### TO DO
Select every line containing the word "рекламы" from the material, and copy those lines.

### GIVEN INFORMATION
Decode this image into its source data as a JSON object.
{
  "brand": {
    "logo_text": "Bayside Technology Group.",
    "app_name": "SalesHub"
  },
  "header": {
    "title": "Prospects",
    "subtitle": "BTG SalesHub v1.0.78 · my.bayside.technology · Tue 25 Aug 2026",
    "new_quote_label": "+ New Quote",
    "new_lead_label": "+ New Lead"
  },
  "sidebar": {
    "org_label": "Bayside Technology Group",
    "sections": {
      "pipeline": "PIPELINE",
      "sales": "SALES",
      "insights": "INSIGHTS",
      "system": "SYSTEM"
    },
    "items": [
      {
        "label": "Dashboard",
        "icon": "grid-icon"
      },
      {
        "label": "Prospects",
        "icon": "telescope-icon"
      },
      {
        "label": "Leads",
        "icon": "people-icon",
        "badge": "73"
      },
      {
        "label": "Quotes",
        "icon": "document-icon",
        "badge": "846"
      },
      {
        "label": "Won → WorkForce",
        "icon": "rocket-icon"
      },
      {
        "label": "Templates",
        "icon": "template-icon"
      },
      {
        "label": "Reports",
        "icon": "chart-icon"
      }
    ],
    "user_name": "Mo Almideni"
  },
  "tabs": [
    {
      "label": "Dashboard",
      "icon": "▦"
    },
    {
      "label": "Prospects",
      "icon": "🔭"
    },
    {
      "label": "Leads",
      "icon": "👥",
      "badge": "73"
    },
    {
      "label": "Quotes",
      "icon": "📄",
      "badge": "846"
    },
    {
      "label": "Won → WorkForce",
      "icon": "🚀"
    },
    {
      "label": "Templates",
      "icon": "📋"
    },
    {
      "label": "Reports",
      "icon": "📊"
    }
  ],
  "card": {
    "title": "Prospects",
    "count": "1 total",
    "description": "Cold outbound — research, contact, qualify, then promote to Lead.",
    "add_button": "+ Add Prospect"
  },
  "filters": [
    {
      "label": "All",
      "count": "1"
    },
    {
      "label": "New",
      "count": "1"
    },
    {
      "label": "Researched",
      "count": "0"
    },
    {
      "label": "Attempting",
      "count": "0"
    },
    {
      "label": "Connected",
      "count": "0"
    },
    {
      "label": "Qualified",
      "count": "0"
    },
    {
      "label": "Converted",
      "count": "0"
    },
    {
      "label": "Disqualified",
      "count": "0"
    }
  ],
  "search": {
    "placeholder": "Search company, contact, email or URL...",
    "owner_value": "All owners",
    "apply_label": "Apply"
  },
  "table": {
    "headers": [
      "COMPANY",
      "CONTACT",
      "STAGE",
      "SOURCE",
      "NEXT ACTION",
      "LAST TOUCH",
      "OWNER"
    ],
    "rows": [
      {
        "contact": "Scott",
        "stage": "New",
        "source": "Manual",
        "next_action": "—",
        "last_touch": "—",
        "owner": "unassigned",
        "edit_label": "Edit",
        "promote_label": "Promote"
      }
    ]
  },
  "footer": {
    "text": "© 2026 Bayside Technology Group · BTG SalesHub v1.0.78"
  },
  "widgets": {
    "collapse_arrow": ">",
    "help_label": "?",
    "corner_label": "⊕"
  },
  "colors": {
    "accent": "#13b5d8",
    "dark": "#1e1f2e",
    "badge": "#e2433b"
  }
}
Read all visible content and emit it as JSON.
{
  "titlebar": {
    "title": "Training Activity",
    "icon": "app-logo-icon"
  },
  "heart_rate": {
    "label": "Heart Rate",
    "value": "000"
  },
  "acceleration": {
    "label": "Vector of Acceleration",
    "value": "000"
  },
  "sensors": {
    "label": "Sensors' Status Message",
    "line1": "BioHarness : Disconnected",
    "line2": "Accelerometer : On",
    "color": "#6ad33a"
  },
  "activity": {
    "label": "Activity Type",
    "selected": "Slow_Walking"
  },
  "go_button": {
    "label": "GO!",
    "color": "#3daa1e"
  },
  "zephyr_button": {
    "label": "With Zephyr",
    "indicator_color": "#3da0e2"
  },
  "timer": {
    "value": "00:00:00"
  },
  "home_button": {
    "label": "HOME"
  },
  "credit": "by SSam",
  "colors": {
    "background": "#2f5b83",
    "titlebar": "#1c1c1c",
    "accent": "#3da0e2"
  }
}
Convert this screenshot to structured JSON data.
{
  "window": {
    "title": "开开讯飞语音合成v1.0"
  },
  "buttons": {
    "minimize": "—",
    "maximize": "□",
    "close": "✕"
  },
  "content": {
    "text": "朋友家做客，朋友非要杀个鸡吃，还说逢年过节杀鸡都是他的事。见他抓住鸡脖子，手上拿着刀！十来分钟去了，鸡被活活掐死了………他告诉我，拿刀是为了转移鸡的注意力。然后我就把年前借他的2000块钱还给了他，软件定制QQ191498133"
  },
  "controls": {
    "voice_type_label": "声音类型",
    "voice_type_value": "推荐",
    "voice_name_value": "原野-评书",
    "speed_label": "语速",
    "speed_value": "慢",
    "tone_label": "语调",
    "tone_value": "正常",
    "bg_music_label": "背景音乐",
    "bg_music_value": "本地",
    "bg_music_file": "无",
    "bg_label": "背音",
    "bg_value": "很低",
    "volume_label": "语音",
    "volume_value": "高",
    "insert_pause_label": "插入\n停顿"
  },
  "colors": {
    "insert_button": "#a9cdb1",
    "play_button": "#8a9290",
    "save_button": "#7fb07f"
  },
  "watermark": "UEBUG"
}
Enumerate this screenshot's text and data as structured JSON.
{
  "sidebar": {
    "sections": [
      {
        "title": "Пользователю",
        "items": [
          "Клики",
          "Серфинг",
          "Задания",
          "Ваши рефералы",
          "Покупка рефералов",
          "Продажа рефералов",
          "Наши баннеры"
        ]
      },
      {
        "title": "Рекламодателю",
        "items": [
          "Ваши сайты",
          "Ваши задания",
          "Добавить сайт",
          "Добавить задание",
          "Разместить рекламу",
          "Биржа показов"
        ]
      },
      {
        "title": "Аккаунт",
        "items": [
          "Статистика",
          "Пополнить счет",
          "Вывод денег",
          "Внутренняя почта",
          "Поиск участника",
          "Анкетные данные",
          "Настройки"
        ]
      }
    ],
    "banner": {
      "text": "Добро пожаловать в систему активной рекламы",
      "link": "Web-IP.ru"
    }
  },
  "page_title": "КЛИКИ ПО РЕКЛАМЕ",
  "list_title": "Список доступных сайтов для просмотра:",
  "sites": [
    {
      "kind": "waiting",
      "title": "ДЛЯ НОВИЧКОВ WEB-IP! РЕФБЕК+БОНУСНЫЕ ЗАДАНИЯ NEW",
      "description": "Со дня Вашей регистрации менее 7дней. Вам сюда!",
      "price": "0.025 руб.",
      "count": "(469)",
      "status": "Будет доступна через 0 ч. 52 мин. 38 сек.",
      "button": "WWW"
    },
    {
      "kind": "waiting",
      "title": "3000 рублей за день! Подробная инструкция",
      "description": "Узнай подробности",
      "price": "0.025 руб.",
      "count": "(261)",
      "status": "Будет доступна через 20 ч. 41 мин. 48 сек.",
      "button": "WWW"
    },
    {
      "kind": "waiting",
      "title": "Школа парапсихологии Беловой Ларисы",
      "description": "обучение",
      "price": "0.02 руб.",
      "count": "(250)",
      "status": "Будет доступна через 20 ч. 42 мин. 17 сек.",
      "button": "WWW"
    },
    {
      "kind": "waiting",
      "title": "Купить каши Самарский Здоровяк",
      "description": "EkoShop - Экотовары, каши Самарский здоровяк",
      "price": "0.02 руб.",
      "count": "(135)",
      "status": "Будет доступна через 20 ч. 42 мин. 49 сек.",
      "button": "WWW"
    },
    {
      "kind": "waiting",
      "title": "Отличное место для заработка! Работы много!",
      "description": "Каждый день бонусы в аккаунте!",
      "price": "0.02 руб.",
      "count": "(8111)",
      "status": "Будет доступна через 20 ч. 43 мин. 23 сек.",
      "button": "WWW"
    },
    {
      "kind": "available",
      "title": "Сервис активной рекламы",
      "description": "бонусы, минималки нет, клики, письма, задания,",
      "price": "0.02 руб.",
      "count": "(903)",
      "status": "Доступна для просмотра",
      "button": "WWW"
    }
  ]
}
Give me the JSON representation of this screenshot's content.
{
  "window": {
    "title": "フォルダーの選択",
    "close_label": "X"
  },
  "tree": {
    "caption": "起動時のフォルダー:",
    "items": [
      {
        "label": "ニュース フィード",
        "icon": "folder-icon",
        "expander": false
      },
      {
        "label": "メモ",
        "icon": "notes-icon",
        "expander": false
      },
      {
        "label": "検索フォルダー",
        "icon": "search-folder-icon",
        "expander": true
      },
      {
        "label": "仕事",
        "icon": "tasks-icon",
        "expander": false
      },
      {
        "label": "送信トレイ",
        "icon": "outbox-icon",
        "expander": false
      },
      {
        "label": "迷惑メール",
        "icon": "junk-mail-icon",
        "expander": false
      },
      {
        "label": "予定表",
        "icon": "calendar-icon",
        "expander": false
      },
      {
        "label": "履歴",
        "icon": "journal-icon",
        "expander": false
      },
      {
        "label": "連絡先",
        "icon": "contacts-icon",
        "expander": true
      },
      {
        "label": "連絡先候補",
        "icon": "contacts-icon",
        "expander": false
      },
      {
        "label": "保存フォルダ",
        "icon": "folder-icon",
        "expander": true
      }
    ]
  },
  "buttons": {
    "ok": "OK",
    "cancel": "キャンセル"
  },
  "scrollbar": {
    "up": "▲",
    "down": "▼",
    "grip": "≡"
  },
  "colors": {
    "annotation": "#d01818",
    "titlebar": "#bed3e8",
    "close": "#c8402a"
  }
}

### COMPLETE ANSWER
      "text": "Добро пожаловать в систему активной рекламы",
      "title": "Сервис активной рекламы",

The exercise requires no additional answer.